◆ **PROMPT**
From the records, pick out and copy each line containing "JSON".

-- START OF RECORDED DATA --

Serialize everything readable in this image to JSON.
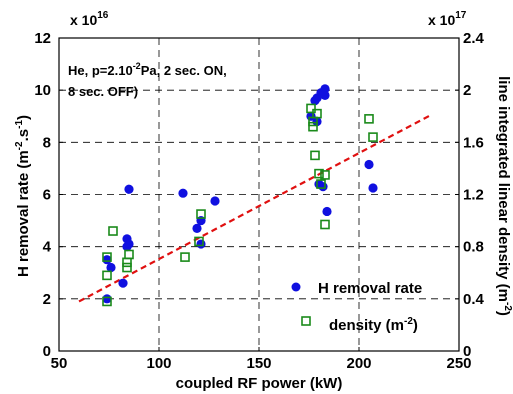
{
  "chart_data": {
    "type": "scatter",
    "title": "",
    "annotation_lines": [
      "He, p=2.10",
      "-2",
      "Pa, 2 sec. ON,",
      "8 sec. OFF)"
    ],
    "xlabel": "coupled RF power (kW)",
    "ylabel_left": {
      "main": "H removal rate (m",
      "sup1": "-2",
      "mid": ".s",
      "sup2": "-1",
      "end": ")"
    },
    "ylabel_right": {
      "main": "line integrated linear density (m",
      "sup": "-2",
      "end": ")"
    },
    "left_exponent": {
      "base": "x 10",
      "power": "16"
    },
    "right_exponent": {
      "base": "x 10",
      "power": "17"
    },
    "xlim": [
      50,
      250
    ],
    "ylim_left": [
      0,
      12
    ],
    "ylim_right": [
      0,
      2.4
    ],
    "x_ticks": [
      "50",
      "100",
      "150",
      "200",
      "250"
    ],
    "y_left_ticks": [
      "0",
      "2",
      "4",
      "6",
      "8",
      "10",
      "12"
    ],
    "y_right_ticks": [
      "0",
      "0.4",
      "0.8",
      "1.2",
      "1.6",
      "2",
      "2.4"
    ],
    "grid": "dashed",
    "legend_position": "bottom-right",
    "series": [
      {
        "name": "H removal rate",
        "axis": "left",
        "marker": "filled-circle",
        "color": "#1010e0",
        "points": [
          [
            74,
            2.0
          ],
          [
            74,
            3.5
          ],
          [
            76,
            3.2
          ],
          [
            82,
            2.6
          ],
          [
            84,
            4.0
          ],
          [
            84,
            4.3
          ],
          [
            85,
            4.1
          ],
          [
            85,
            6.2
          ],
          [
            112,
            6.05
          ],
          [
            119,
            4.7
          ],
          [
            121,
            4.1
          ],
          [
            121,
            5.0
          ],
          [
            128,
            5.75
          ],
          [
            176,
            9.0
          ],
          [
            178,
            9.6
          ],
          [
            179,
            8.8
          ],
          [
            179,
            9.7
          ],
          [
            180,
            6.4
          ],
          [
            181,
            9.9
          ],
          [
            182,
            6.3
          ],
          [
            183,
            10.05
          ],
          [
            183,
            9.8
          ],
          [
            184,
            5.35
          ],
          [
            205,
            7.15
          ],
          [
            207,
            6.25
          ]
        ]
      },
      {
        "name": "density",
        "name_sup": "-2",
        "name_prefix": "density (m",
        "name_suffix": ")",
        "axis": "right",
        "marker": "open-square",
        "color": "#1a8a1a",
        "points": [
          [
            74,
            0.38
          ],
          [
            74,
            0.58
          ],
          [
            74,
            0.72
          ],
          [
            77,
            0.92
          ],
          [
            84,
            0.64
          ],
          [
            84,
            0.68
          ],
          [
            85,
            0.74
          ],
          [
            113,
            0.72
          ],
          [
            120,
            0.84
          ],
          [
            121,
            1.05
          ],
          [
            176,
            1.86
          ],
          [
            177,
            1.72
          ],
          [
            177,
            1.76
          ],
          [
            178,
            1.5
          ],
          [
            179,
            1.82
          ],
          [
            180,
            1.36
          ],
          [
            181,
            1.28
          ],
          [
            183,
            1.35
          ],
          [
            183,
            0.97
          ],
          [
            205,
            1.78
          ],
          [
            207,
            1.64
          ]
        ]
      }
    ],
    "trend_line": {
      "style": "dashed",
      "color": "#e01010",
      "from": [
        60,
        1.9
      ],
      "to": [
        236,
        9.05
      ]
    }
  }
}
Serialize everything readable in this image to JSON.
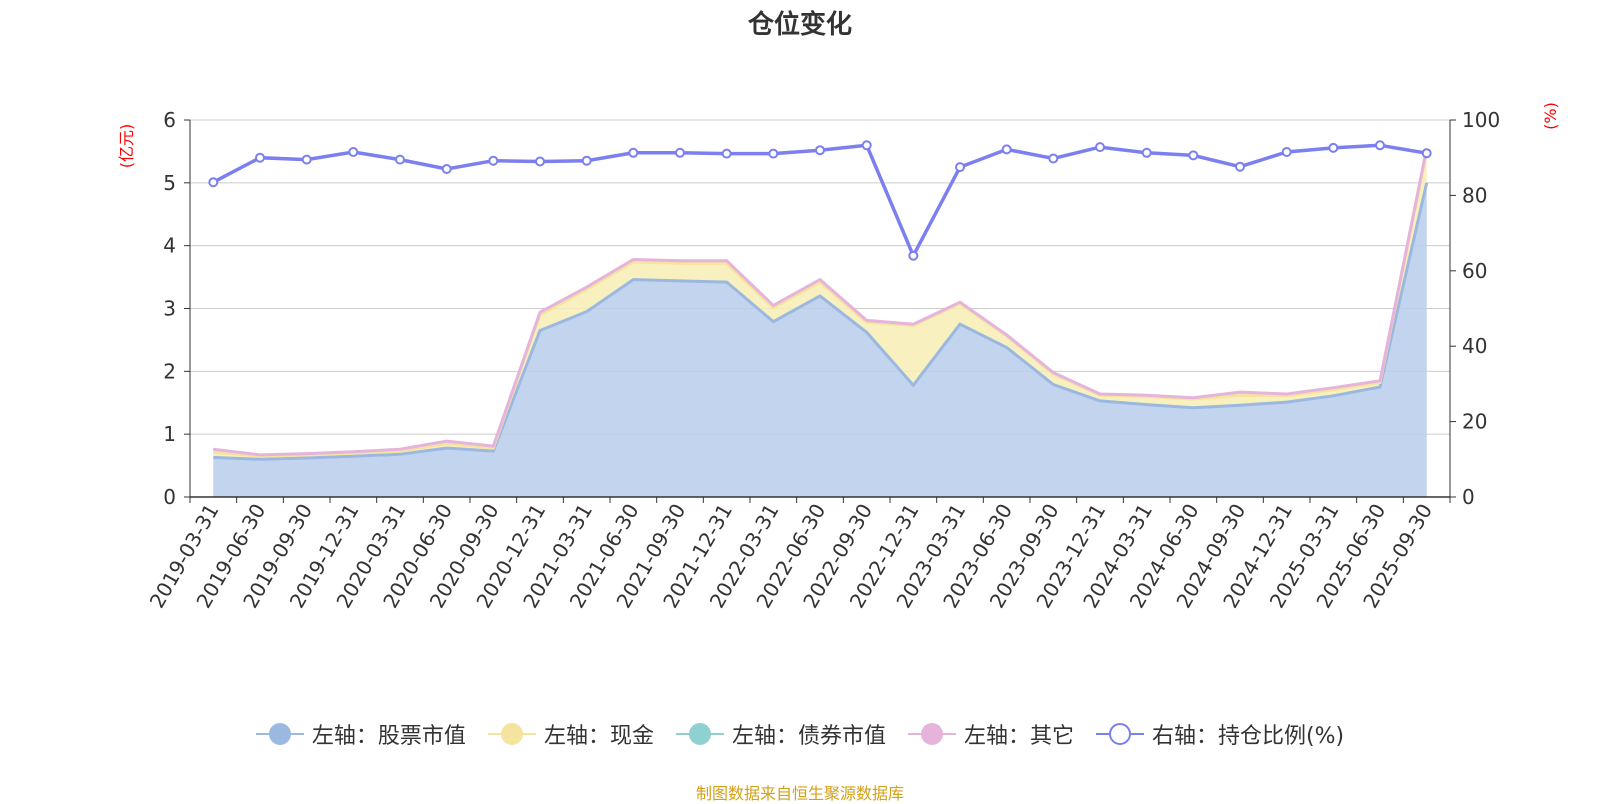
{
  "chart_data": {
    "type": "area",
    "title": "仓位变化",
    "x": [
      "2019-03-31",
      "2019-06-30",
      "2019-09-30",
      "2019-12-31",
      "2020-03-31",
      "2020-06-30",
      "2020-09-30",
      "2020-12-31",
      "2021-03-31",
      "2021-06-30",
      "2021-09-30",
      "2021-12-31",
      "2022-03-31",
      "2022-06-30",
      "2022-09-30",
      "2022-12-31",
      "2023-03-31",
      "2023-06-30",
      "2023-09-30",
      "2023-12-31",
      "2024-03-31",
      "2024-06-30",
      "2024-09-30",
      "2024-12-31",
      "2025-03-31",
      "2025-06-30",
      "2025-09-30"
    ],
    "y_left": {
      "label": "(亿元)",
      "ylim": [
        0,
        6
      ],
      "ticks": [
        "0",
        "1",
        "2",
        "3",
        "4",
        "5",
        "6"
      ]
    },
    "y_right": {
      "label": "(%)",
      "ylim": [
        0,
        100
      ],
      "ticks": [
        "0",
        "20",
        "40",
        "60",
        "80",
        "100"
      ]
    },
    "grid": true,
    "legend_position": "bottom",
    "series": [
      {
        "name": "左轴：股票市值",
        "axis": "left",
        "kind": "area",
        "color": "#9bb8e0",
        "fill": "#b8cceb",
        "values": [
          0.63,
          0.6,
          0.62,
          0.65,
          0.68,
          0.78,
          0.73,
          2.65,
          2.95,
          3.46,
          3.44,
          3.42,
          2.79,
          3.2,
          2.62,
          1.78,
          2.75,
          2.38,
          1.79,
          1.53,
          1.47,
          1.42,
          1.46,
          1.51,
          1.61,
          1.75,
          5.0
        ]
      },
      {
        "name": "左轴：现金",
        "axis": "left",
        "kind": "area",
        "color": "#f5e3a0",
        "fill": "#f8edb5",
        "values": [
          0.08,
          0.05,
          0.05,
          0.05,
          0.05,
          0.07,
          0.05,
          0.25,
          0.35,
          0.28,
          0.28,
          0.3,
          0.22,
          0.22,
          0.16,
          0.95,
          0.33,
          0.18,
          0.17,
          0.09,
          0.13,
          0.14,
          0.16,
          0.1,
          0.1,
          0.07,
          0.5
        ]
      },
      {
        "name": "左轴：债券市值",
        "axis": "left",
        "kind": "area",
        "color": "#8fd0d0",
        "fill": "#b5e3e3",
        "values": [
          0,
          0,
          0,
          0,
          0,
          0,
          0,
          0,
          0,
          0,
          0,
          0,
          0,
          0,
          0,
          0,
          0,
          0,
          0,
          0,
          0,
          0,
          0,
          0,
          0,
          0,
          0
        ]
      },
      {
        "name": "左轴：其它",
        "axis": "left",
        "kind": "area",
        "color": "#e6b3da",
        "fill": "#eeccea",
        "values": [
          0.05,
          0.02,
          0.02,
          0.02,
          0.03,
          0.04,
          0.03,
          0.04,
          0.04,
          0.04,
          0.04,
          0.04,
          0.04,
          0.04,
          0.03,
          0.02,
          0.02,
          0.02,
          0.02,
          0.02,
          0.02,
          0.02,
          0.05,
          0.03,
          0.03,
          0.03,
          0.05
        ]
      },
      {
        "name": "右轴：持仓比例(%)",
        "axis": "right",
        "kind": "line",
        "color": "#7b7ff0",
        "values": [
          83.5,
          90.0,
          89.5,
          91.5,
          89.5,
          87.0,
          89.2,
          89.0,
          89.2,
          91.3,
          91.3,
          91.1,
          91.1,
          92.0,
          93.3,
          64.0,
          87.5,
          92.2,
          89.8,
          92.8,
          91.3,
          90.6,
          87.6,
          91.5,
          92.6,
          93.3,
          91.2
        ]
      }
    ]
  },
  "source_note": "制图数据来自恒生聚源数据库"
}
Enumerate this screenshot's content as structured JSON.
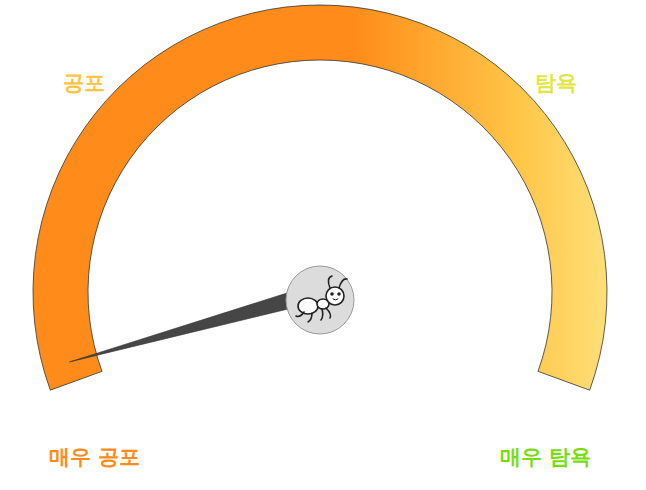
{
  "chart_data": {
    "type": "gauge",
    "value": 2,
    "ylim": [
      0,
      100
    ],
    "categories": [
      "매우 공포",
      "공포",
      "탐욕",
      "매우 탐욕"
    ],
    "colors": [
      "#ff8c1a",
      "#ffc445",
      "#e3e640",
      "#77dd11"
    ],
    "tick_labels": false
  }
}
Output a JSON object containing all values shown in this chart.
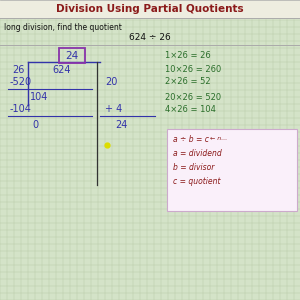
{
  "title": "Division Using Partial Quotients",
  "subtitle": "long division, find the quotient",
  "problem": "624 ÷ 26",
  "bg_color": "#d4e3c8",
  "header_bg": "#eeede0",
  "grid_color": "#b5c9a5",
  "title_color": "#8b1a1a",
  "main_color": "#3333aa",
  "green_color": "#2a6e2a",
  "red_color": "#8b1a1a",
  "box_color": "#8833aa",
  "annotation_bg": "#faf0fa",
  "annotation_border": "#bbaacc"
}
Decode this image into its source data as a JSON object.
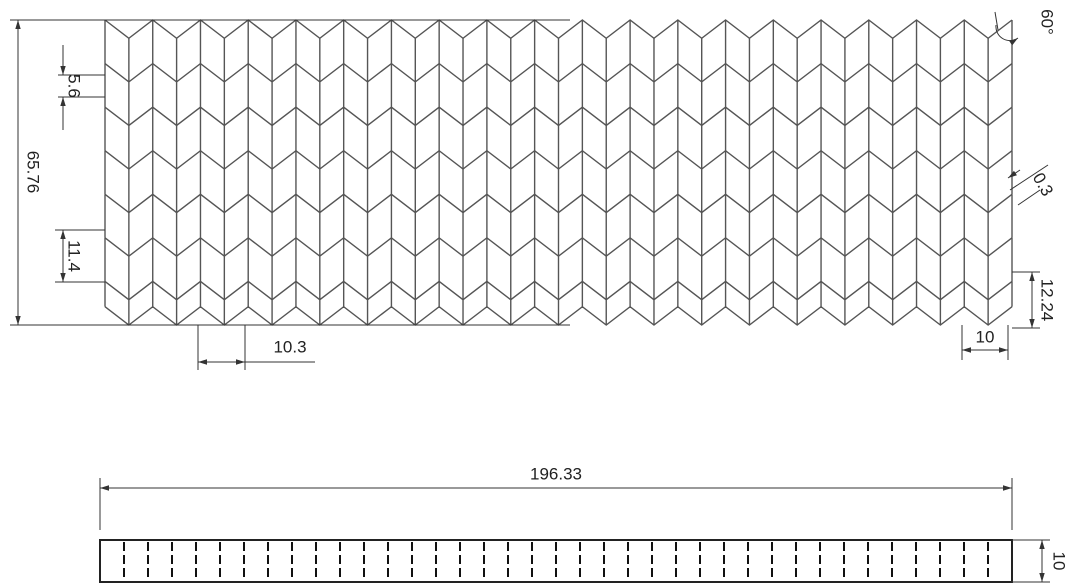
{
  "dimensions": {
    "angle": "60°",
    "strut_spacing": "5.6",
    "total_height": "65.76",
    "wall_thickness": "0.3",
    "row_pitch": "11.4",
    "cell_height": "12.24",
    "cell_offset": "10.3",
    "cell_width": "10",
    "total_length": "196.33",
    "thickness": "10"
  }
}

-- END OF RECORDED DATA --

◆ **ANSWER**
Serialize everything readable in this image to JSON.
Serialize everything readable in this image to JSON.
Enumerate this screenshot's content as structured JSON.
Output a JSON object containing all values shown in this chart.
Decode this image into its source data as a JSON object.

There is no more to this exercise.